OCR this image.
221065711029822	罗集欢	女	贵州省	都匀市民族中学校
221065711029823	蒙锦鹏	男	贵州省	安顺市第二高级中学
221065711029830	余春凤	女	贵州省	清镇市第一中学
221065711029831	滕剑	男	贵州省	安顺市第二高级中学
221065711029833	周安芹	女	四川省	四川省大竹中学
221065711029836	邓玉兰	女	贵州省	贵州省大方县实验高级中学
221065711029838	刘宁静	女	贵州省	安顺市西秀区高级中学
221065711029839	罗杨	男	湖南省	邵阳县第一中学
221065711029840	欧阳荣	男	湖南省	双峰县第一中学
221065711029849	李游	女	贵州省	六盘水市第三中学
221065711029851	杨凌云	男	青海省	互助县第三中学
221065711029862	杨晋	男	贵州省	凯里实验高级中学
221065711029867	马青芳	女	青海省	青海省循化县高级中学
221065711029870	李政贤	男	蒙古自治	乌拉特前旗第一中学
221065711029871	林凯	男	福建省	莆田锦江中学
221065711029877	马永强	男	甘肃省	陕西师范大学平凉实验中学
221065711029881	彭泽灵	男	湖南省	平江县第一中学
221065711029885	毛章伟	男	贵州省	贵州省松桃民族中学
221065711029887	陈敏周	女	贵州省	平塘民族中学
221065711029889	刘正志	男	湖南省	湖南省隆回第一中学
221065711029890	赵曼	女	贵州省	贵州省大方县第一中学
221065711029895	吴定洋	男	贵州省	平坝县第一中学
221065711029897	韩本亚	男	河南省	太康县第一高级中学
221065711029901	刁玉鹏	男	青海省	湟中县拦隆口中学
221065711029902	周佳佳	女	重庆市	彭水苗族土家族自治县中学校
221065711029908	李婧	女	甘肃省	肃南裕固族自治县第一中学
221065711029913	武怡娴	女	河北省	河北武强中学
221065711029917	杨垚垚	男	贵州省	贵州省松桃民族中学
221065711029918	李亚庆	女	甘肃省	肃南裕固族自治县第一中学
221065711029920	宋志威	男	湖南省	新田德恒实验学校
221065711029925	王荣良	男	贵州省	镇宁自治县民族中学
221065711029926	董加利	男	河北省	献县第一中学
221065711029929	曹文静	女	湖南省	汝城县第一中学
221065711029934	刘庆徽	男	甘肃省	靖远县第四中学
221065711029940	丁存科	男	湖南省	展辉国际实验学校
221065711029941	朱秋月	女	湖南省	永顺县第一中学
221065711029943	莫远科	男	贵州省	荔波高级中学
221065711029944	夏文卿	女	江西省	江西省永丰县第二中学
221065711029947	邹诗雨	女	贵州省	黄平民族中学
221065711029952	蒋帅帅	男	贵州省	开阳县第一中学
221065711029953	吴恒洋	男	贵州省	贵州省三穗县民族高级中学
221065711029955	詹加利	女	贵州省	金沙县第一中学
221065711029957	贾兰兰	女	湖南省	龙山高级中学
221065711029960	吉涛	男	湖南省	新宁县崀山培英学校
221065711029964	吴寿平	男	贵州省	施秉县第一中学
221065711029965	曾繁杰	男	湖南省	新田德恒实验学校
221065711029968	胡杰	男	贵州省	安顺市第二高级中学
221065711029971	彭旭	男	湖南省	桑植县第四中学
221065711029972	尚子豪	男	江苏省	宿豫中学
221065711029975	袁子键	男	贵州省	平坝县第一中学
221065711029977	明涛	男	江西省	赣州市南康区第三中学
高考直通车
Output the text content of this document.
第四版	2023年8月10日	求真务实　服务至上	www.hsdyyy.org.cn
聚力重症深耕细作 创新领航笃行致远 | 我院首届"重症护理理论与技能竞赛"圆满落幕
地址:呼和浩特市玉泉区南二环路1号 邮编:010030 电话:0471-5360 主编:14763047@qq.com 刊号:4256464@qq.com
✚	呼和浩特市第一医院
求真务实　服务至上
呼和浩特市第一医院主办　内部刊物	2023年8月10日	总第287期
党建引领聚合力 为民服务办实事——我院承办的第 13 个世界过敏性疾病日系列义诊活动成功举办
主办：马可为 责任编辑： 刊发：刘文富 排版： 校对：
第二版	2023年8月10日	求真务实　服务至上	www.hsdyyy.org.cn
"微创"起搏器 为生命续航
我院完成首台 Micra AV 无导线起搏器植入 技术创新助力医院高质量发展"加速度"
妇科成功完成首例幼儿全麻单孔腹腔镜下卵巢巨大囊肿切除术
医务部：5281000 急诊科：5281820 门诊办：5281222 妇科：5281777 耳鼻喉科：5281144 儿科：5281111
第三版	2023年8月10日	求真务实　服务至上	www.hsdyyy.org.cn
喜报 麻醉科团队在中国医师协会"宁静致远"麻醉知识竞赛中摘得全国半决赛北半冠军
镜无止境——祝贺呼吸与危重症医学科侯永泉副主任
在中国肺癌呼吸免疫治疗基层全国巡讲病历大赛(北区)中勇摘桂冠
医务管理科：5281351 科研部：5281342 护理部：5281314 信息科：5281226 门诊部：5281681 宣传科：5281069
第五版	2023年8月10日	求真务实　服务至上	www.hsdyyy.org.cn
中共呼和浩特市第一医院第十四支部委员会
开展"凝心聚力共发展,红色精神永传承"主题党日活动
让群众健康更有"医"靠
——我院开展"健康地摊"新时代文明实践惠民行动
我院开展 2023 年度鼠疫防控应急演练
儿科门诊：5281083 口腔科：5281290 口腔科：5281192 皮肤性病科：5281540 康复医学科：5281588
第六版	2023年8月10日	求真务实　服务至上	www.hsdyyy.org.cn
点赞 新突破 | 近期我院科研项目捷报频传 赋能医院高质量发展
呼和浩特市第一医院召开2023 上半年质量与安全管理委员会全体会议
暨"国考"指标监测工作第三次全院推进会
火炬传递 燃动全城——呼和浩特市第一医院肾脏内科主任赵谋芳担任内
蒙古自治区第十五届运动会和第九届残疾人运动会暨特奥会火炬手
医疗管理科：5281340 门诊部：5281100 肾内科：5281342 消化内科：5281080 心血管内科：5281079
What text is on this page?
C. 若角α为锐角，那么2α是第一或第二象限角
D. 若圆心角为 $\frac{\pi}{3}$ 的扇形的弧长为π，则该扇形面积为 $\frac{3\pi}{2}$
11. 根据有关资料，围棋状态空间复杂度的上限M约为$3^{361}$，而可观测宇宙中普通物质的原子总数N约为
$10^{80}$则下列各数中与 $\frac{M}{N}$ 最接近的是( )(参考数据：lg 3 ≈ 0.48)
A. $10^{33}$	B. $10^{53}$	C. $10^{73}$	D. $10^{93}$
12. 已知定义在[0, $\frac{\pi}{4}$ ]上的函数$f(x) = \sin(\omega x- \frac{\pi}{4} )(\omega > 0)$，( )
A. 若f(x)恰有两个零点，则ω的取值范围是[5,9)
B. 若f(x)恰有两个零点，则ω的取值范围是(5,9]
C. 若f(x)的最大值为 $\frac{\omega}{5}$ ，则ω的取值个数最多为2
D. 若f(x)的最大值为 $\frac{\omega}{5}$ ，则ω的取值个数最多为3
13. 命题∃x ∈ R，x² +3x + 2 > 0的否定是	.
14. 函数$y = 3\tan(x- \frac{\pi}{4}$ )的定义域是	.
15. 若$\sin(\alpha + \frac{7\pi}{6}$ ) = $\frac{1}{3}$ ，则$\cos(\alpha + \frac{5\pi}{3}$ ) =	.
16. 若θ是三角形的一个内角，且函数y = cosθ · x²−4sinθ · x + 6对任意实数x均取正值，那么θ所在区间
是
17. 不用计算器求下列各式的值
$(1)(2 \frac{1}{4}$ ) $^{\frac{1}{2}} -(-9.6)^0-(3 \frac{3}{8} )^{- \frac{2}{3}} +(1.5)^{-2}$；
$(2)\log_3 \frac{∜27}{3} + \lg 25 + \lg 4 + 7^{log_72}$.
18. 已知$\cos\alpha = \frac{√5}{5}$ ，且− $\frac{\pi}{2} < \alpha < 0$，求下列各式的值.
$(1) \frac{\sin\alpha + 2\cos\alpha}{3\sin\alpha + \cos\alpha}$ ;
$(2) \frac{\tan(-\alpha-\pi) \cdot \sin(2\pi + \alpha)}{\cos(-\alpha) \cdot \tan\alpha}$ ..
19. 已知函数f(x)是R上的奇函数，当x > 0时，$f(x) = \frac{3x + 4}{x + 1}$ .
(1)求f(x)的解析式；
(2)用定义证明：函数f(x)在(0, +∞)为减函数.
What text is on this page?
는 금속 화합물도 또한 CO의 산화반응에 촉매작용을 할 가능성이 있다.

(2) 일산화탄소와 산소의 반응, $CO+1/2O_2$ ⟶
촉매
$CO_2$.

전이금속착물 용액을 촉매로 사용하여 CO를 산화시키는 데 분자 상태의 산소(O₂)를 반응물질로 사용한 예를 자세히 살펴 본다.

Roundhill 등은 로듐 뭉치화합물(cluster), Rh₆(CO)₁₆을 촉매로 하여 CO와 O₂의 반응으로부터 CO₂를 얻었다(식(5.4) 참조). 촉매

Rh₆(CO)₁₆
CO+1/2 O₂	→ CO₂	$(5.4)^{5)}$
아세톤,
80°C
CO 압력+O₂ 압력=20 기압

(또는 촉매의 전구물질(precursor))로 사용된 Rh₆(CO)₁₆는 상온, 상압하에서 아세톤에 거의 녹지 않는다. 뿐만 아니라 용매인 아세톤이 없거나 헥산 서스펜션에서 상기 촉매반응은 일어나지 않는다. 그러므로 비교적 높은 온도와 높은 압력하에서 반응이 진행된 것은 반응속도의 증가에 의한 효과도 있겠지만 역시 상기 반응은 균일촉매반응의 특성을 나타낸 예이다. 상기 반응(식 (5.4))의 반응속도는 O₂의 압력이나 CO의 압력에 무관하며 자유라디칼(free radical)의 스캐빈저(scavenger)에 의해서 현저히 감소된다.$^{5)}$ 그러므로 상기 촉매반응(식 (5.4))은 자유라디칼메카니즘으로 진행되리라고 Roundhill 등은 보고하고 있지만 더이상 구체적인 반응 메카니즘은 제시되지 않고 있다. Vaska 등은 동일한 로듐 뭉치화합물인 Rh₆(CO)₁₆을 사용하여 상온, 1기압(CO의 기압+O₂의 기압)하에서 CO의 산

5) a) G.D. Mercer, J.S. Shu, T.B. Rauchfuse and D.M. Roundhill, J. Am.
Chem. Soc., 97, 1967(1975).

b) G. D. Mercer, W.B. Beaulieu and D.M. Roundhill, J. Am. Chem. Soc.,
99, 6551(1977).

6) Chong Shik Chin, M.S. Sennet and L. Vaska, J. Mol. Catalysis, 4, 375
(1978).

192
□ □ □ □ □ □ □
Task description – Return only those lines of the records that contain the string "贵州省松桃民族中学".

Exercise output –
221065711029885	毛章伟	男	贵州省	贵州省松桃民族中学
221065711029917	杨垚垚	男	贵州省	贵州省松桃民族中学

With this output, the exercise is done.